INSTRUCTIONS FOR THE TASK:
Copy the entries exactly. Their pictures do not belong in the copy.

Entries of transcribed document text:
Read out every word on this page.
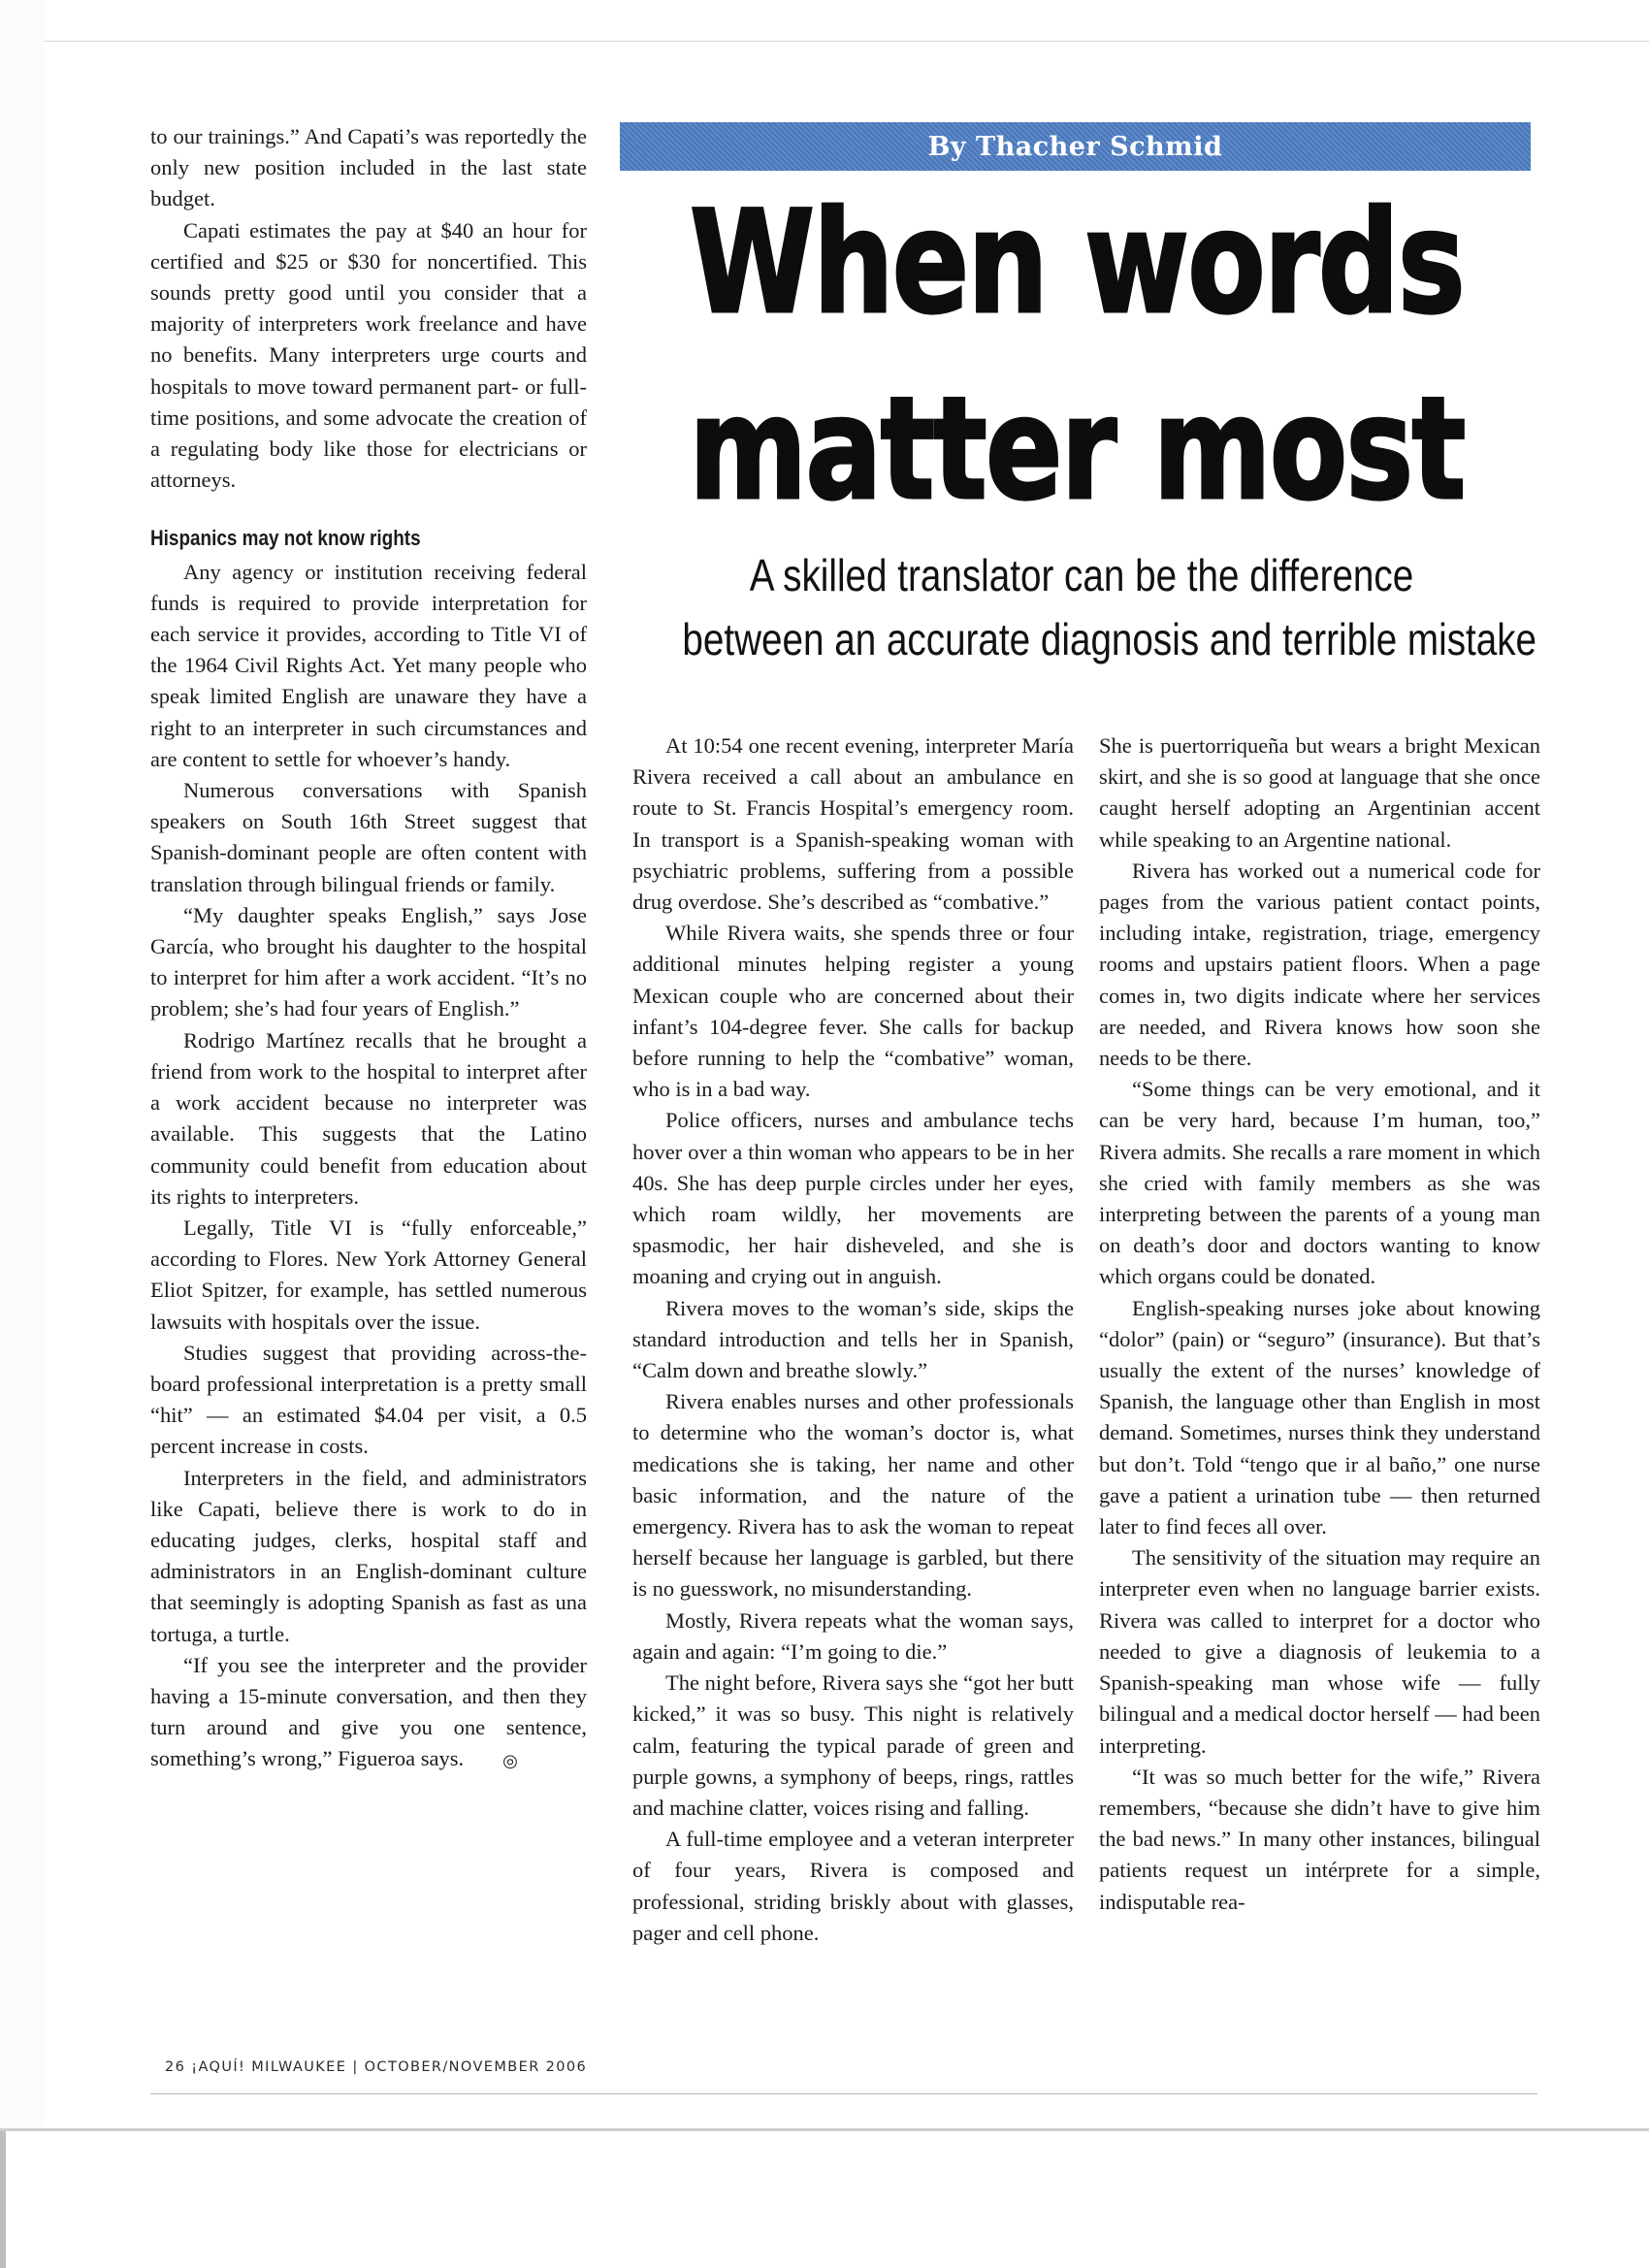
to our trainings.” And Capati’s was reportedly the only new position included in the last state budget.

Capati estimates the pay at $40 an hour for certified and $25 or $30 for noncertified. This sounds pretty good until you consider that a majority of interpreters work freelance and have no benefits. Many interpreters urge courts and hospitals to move toward permanent part- or full-time positions, and some advocate the creation of a regulating body like those for electricians or attorneys.

Hispanics may not know rights

Any agency or institution receiving federal funds is required to provide interpretation for each service it provides, according to Title VI of the 1964 Civil Rights Act. Yet many people who speak limited English are unaware they have a right to an interpreter in such circumstances and are content to settle for whoever’s handy.

Numerous conversations with Spanish speakers on South 16th Street suggest that Spanish-dominant people are often content with translation through bilingual friends or family.

“My daughter speaks English,” says Jose García, who brought his daughter to the hospital to interpret for him after a work accident. “It’s no problem; she’s had four years of English.”

Rodrigo Martínez recalls that he brought a friend from work to the hospital to interpret after a work accident because no interpreter was available. This suggests that the Latino community could benefit from education about its rights to interpreters.

Legally, Title VI is “fully enforceable,” according to Flores. New York Attorney General Eliot Spitzer, for example, has settled numerous lawsuits with hospitals over the issue.

Studies suggest that providing across-the-board professional interpretation is a pretty small “hit” — an estimated $4.04 per visit, a 0.5 percent increase in costs.

Interpreters in the field, and administrators like Capati, believe there is work to do in educating judges, clerks, hospital staff and administrators in an English-dominant culture that seemingly is adopting Spanish as fast as una tortuga, a turtle.

“If you see the interpreter and the provider having a 15-minute conversation, and then they turn around and give you one sentence, something’s wrong,” Figueroa says. ◎

By Thacher Schmid
When words
matter most
A skilled translator can be the difference
between an accurate diagnosis and terrible mistake

At 10:54 one recent evening, interpreter María Rivera received a call about an ambulance en route to St. Francis Hospital’s emergency room. In transport is a Spanish-speaking woman with psychiatric problems, suffering from a possible drug overdose. She’s described as “combative.”

While Rivera waits, she spends three or four additional minutes helping register a young Mexican couple who are concerned about their infant’s 104-degree fever. She calls for backup before running to help the “combative” woman, who is in a bad way.

Police officers, nurses and ambulance techs hover over a thin woman who appears to be in her 40s. She has deep purple circles under her eyes, which roam wildly, her movements are spasmodic, her hair disheveled, and she is moaning and crying out in anguish.

Rivera moves to the woman’s side, skips the standard introduction and tells her in Spanish, “Calm down and breathe slowly.”

Rivera enables nurses and other professionals to determine who the woman’s doctor is, what medications she is taking, her name and other basic information, and the nature of the emergency. Rivera has to ask the woman to repeat herself because her language is garbled, but there is no guesswork, no misunderstanding.

Mostly, Rivera repeats what the woman says, again and again: “I’m going to die.”

The night before, Rivera says she “got her butt kicked,” it was so busy. This night is relatively calm, featuring the typical parade of green and purple gowns, a symphony of beeps, rings, rattles and machine clatter, voices rising and falling.

A full-time employee and a veteran interpreter of four years, Rivera is composed and professional, striding briskly about with glasses, pager and cell phone.

She is puertorriqueña but wears a bright Mexican skirt, and she is so good at language that she once caught herself adopting an Argentinian accent while speaking to an Argentine national.

Rivera has worked out a numerical code for pages from the various patient contact points, including intake, registration, triage, emergency rooms and upstairs patient floors. When a page comes in, two digits indicate where her services are needed, and Rivera knows how soon she needs to be there.

“Some things can be very emotional, and it can be very hard, because I’m human, too,” Rivera admits. She recalls a rare moment in which she cried with family members as she was interpreting between the parents of a young man on death’s door and doctors wanting to know which organs could be donated.

English-speaking nurses joke about knowing “dolor” (pain) or “seguro” (insurance). But that’s usually the extent of the nurses’ knowledge of Spanish, the language other than English in most demand. Sometimes, nurses think they understand but don’t. Told “tengo que ir al baño,” one nurse gave a patient a urination tube — then returned later to find feces all over.

The sensitivity of the situation may require an interpreter even when no language barrier exists. Rivera was called to interpret for a doctor who needed to give a diagnosis of leukemia to a Spanish-speaking man whose wife — fully bilingual and a medical doctor herself — had been interpreting.

“It was so much better for the wife,” Rivera remembers, “because she didn’t have to give him the bad news.” In many other instances, bilingual patients request un intérprete for a simple, indisputable rea-

26 ¡AQUÍ! MILWAUKEE | OCTOBER/NOVEMBER 2006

OUTPUT FOR THIS EXERCISE:
Read out every word on this page.
to our trainings.” And Capati’s was reportedly the only new position included in the last state budget.

Capati estimates the pay at $40 an hour for certified and $25 or $30 for noncertified. This sounds pretty good until you consider that a majority of interpreters work freelance and have no benefits. Many interpreters urge courts and hospitals to move toward permanent part- or full-time positions, and some advocate the creation of a regulating body like those for electricians or attorneys.

Hispanics may not know rights

Any agency or institution receiving federal funds is required to provide interpretation for each service it provides, according to Title VI of the 1964 Civil Rights Act. Yet many people who speak limited English are unaware they have a right to an interpreter in such circumstances and are content to settle for whoever’s handy.

Numerous conversations with Spanish speakers on South 16th Street suggest that Spanish-dominant people are often content with translation through bilingual friends or family.

“My daughter speaks English,” says Jose García, who brought his daughter to the hospital to interpret for him after a work accident. “It’s no problem; she’s had four years of English.”

Rodrigo Martínez recalls that he brought a friend from work to the hospital to interpret after a work accident because no interpreter was available. This suggests that the Latino community could benefit from education about its rights to interpreters.

Legally, Title VI is “fully enforceable,” according to Flores. New York Attorney General Eliot Spitzer, for example, has settled numerous lawsuits with hospitals over the issue.

Studies suggest that providing across-the-board professional interpretation is a pretty small “hit” — an estimated $4.04 per visit, a 0.5 percent increase in costs.

Interpreters in the field, and administrators like Capati, believe there is work to do in educating judges, clerks, hospital staff and administrators in an English-dominant culture that seemingly is adopting Spanish as fast as una tortuga, a turtle.

“If you see the interpreter and the provider having a 15-minute conversation, and then they turn around and give you one sentence, something’s wrong,” Figueroa says. ◎

By Thacher Schmid
When words
matter most
A skilled translator can be the difference
between an accurate diagnosis and terrible mistake

At 10:54 one recent evening, interpreter María Rivera received a call about an ambulance en route to St. Francis Hospital’s emergency room. In transport is a Spanish-speaking woman with psychiatric problems, suffering from a possible drug overdose. She’s described as “combative.”

While Rivera waits, she spends three or four additional minutes helping register a young Mexican couple who are concerned about their infant’s 104-degree fever. She calls for backup before running to help the “combative” woman, who is in a bad way.

Police officers, nurses and ambulance techs hover over a thin woman who appears to be in her 40s. She has deep purple circles under her eyes, which roam wildly, her movements are spasmodic, her hair disheveled, and she is moaning and crying out in anguish.

Rivera moves to the woman’s side, skips the standard introduction and tells her in Spanish, “Calm down and breathe slowly.”

Rivera enables nurses and other professionals to determine who the woman’s doctor is, what medications she is taking, her name and other basic information, and the nature of the emergency. Rivera has to ask the woman to repeat herself because her language is garbled, but there is no guesswork, no misunderstanding.

Mostly, Rivera repeats what the woman says, again and again: “I’m going to die.”

The night before, Rivera says she “got her butt kicked,” it was so busy. This night is relatively calm, featuring the typical parade of green and purple gowns, a symphony of beeps, rings, rattles and machine clatter, voices rising and falling.

A full-time employee and a veteran interpreter of four years, Rivera is composed and professional, striding briskly about with glasses, pager and cell phone.

She is puertorriqueña but wears a bright Mexican skirt, and she is so good at language that she once caught herself adopting an Argentinian accent while speaking to an Argentine national.

Rivera has worked out a numerical code for pages from the various patient contact points, including intake, registration, triage, emergency rooms and upstairs patient floors. When a page comes in, two digits indicate where her services are needed, and Rivera knows how soon she needs to be there.

“Some things can be very emotional, and it can be very hard, because I’m human, too,” Rivera admits. She recalls a rare moment in which she cried with family members as she was interpreting between the parents of a young man on death’s door and doctors wanting to know which organs could be donated.

English-speaking nurses joke about knowing “dolor” (pain) or “seguro” (insurance). But that’s usually the extent of the nurses’ knowledge of Spanish, the language other than English in most demand. Sometimes, nurses think they understand but don’t. Told “tengo que ir al baño,” one nurse gave a patient a urination tube — then returned later to find feces all over.

The sensitivity of the situation may require an interpreter even when no language barrier exists. Rivera was called to interpret for a doctor who needed to give a diagnosis of leukemia to a Spanish-speaking man whose wife — fully bilingual and a medical doctor herself — had been interpreting.

“It was so much better for the wife,” Rivera remembers, “because she didn’t have to give him the bad news.” In many other instances, bilingual patients request un intérprete for a simple, indisputable rea-

26 ¡AQUÍ! MILWAUKEE | OCTOBER/NOVEMBER 2006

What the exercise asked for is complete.